-- BEGIN DATA IN THIS EXERCISE --

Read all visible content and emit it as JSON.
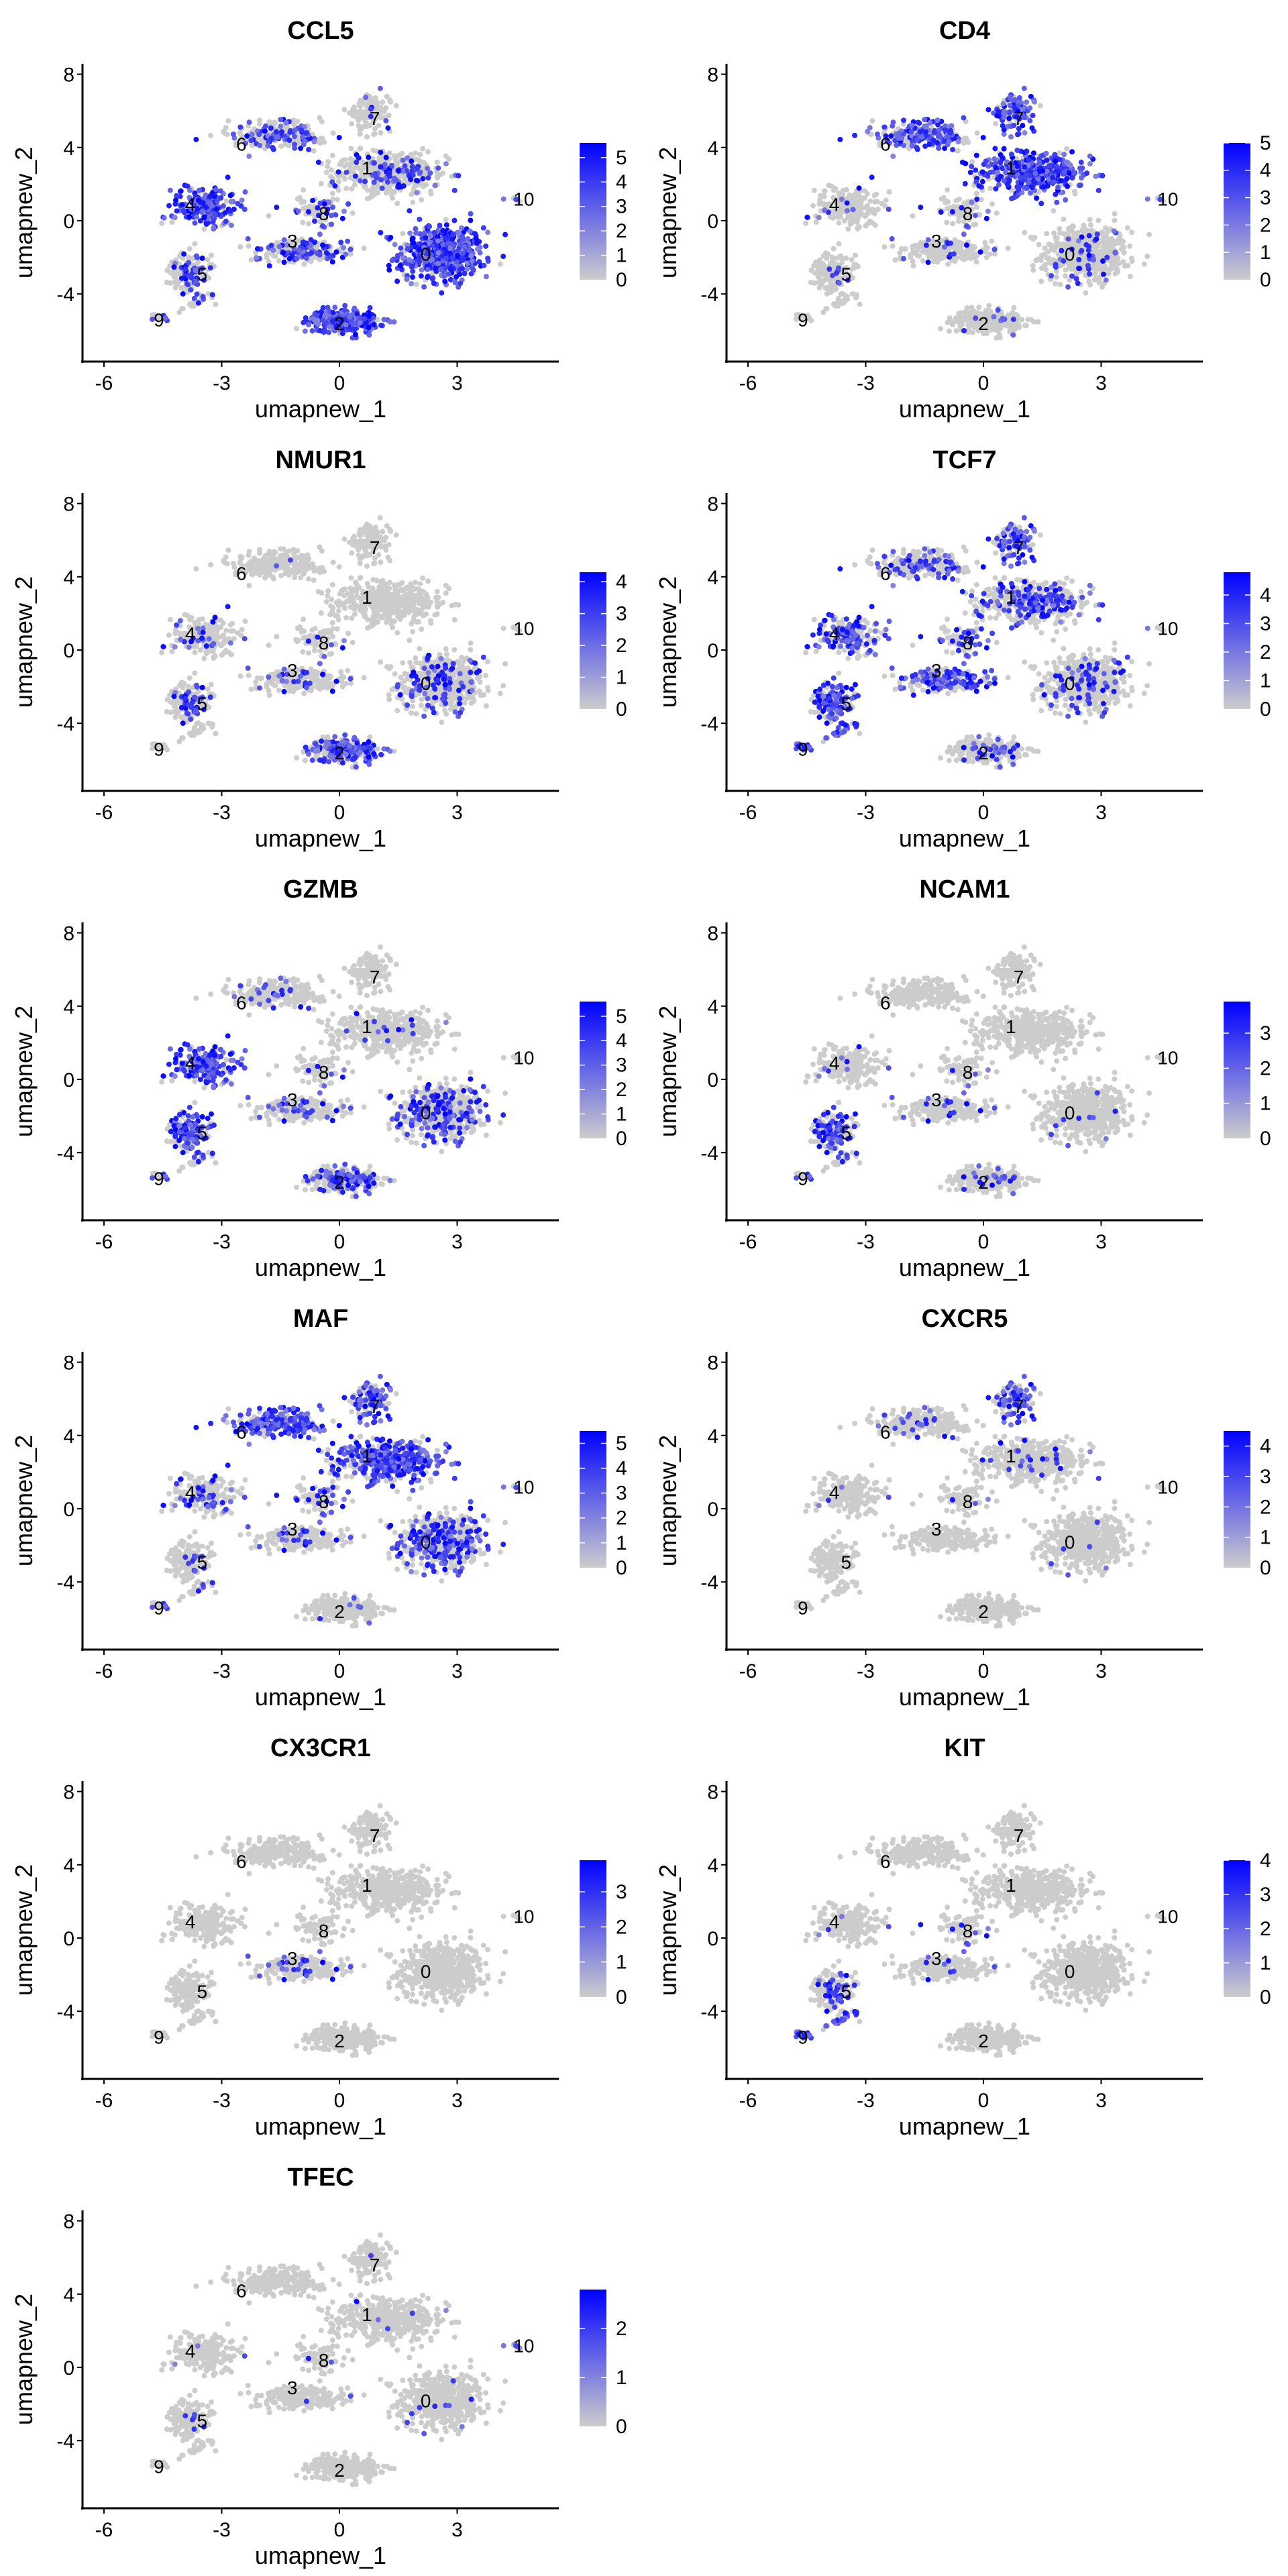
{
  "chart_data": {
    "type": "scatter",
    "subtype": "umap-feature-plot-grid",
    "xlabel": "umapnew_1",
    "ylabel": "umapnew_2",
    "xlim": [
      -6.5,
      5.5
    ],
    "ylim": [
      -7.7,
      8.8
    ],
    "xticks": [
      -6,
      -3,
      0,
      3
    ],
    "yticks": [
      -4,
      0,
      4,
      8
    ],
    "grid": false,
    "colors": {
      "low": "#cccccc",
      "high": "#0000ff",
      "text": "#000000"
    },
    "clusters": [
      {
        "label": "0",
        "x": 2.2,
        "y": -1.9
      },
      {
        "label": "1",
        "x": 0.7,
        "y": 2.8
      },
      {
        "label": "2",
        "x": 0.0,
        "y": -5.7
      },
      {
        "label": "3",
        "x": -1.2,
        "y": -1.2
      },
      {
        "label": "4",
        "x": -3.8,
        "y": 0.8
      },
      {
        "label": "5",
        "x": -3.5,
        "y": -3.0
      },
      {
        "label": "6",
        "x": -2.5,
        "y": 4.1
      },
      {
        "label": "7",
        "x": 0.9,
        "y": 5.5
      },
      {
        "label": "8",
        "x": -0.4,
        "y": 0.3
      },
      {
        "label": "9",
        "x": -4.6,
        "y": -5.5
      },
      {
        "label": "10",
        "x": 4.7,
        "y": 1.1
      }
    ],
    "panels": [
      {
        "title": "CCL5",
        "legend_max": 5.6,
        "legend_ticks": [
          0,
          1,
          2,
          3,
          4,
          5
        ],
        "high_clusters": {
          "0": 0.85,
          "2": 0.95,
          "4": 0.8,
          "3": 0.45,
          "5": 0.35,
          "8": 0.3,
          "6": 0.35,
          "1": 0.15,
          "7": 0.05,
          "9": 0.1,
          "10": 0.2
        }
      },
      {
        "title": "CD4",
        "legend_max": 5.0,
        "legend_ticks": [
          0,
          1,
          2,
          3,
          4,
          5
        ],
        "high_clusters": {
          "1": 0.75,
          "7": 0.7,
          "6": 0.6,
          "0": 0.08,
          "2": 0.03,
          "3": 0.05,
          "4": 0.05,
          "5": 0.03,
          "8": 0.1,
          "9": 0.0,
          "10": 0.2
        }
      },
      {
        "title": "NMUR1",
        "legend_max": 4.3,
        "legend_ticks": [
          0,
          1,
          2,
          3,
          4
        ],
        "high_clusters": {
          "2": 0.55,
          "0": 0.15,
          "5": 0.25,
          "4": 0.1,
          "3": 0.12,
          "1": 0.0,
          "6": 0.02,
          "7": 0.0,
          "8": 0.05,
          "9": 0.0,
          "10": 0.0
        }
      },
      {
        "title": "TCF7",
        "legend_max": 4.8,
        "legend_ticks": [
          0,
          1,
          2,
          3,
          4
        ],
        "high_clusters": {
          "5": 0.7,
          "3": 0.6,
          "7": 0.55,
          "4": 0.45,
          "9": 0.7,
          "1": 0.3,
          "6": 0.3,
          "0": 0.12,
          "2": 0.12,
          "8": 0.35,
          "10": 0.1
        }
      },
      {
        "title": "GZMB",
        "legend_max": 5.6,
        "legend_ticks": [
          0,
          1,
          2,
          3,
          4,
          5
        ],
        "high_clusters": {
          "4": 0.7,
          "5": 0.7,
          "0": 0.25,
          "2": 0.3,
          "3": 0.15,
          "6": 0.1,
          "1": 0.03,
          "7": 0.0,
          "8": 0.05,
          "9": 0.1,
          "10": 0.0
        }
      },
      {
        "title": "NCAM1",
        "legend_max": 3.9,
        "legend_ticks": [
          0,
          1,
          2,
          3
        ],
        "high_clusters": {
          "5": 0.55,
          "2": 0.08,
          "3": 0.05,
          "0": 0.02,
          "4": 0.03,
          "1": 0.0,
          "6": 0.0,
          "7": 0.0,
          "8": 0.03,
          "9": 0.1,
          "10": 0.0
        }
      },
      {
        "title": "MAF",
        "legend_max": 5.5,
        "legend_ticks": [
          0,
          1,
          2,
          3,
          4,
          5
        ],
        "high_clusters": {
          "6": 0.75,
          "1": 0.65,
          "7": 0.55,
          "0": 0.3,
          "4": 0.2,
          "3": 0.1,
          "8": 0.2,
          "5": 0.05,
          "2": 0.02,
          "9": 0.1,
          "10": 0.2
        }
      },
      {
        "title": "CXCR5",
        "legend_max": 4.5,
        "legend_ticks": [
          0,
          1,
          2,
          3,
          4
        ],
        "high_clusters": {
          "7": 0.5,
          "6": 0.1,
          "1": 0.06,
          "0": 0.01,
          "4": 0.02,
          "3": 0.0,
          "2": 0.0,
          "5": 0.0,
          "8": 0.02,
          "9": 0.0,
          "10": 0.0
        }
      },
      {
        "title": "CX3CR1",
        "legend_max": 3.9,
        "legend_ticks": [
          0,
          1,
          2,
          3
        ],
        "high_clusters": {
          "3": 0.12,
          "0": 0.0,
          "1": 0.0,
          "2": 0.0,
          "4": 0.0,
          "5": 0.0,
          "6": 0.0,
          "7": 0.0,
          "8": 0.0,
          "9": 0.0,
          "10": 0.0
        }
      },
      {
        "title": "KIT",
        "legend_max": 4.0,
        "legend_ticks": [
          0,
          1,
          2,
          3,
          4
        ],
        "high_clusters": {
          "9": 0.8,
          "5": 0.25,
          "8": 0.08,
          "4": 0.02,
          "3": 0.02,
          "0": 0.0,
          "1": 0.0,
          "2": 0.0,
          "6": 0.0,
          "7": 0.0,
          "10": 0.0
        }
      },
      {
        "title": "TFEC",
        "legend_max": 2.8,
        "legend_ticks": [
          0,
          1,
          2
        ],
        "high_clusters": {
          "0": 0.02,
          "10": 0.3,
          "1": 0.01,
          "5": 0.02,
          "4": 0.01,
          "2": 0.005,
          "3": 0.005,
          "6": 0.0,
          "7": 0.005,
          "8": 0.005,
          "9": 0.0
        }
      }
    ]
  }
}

-- END DATA IN THIS EXERCISE --

WHAT TO WORK ON:
Every line above should be repeated exactly; pictures stay out of the copy.

ANSWER FOR THIS EXERCISE:
Read all visible content and emit it as JSON.
{
  "chart_data": {
    "type": "scatter",
    "subtype": "umap-feature-plot-grid",
    "xlabel": "umapnew_1",
    "ylabel": "umapnew_2",
    "xlim": [
      -6.5,
      5.5
    ],
    "ylim": [
      -7.7,
      8.8
    ],
    "xticks": [
      -6,
      -3,
      0,
      3
    ],
    "yticks": [
      -4,
      0,
      4,
      8
    ],
    "grid": false,
    "colors": {
      "low": "#cccccc",
      "high": "#0000ff",
      "text": "#000000"
    },
    "clusters": [
      {
        "label": "0",
        "x": 2.2,
        "y": -1.9
      },
      {
        "label": "1",
        "x": 0.7,
        "y": 2.8
      },
      {
        "label": "2",
        "x": 0.0,
        "y": -5.7
      },
      {
        "label": "3",
        "x": -1.2,
        "y": -1.2
      },
      {
        "label": "4",
        "x": -3.8,
        "y": 0.8
      },
      {
        "label": "5",
        "x": -3.5,
        "y": -3.0
      },
      {
        "label": "6",
        "x": -2.5,
        "y": 4.1
      },
      {
        "label": "7",
        "x": 0.9,
        "y": 5.5
      },
      {
        "label": "8",
        "x": -0.4,
        "y": 0.3
      },
      {
        "label": "9",
        "x": -4.6,
        "y": -5.5
      },
      {
        "label": "10",
        "x": 4.7,
        "y": 1.1
      }
    ],
    "panels": [
      {
        "title": "CCL5",
        "legend_max": 5.6,
        "legend_ticks": [
          0,
          1,
          2,
          3,
          4,
          5
        ],
        "high_clusters": {
          "0": 0.85,
          "2": 0.95,
          "4": 0.8,
          "3": 0.45,
          "5": 0.35,
          "8": 0.3,
          "6": 0.35,
          "1": 0.15,
          "7": 0.05,
          "9": 0.1,
          "10": 0.2
        }
      },
      {
        "title": "CD4",
        "legend_max": 5.0,
        "legend_ticks": [
          0,
          1,
          2,
          3,
          4,
          5
        ],
        "high_clusters": {
          "1": 0.75,
          "7": 0.7,
          "6": 0.6,
          "0": 0.08,
          "2": 0.03,
          "3": 0.05,
          "4": 0.05,
          "5": 0.03,
          "8": 0.1,
          "9": 0.0,
          "10": 0.2
        }
      },
      {
        "title": "NMUR1",
        "legend_max": 4.3,
        "legend_ticks": [
          0,
          1,
          2,
          3,
          4
        ],
        "high_clusters": {
          "2": 0.55,
          "0": 0.15,
          "5": 0.25,
          "4": 0.1,
          "3": 0.12,
          "1": 0.0,
          "6": 0.02,
          "7": 0.0,
          "8": 0.05,
          "9": 0.0,
          "10": 0.0
        }
      },
      {
        "title": "TCF7",
        "legend_max": 4.8,
        "legend_ticks": [
          0,
          1,
          2,
          3,
          4
        ],
        "high_clusters": {
          "5": 0.7,
          "3": 0.6,
          "7": 0.55,
          "4": 0.45,
          "9": 0.7,
          "1": 0.3,
          "6": 0.3,
          "0": 0.12,
          "2": 0.12,
          "8": 0.35,
          "10": 0.1
        }
      },
      {
        "title": "GZMB",
        "legend_max": 5.6,
        "legend_ticks": [
          0,
          1,
          2,
          3,
          4,
          5
        ],
        "high_clusters": {
          "4": 0.7,
          "5": 0.7,
          "0": 0.25,
          "2": 0.3,
          "3": 0.15,
          "6": 0.1,
          "1": 0.03,
          "7": 0.0,
          "8": 0.05,
          "9": 0.1,
          "10": 0.0
        }
      },
      {
        "title": "NCAM1",
        "legend_max": 3.9,
        "legend_ticks": [
          0,
          1,
          2,
          3
        ],
        "high_clusters": {
          "5": 0.55,
          "2": 0.08,
          "3": 0.05,
          "0": 0.02,
          "4": 0.03,
          "1": 0.0,
          "6": 0.0,
          "7": 0.0,
          "8": 0.03,
          "9": 0.1,
          "10": 0.0
        }
      },
      {
        "title": "MAF",
        "legend_max": 5.5,
        "legend_ticks": [
          0,
          1,
          2,
          3,
          4,
          5
        ],
        "high_clusters": {
          "6": 0.75,
          "1": 0.65,
          "7": 0.55,
          "0": 0.3,
          "4": 0.2,
          "3": 0.1,
          "8": 0.2,
          "5": 0.05,
          "2": 0.02,
          "9": 0.1,
          "10": 0.2
        }
      },
      {
        "title": "CXCR5",
        "legend_max": 4.5,
        "legend_ticks": [
          0,
          1,
          2,
          3,
          4
        ],
        "high_clusters": {
          "7": 0.5,
          "6": 0.1,
          "1": 0.06,
          "0": 0.01,
          "4": 0.02,
          "3": 0.0,
          "2": 0.0,
          "5": 0.0,
          "8": 0.02,
          "9": 0.0,
          "10": 0.0
        }
      },
      {
        "title": "CX3CR1",
        "legend_max": 3.9,
        "legend_ticks": [
          0,
          1,
          2,
          3
        ],
        "high_clusters": {
          "3": 0.12,
          "0": 0.0,
          "1": 0.0,
          "2": 0.0,
          "4": 0.0,
          "5": 0.0,
          "6": 0.0,
          "7": 0.0,
          "8": 0.0,
          "9": 0.0,
          "10": 0.0
        }
      },
      {
        "title": "KIT",
        "legend_max": 4.0,
        "legend_ticks": [
          0,
          1,
          2,
          3,
          4
        ],
        "high_clusters": {
          "9": 0.8,
          "5": 0.25,
          "8": 0.08,
          "4": 0.02,
          "3": 0.02,
          "0": 0.0,
          "1": 0.0,
          "2": 0.0,
          "6": 0.0,
          "7": 0.0,
          "10": 0.0
        }
      },
      {
        "title": "TFEC",
        "legend_max": 2.8,
        "legend_ticks": [
          0,
          1,
          2
        ],
        "high_clusters": {
          "0": 0.02,
          "10": 0.3,
          "1": 0.01,
          "5": 0.02,
          "4": 0.01,
          "2": 0.005,
          "3": 0.005,
          "6": 0.0,
          "7": 0.005,
          "8": 0.005,
          "9": 0.0
        }
      }
    ]
  }
}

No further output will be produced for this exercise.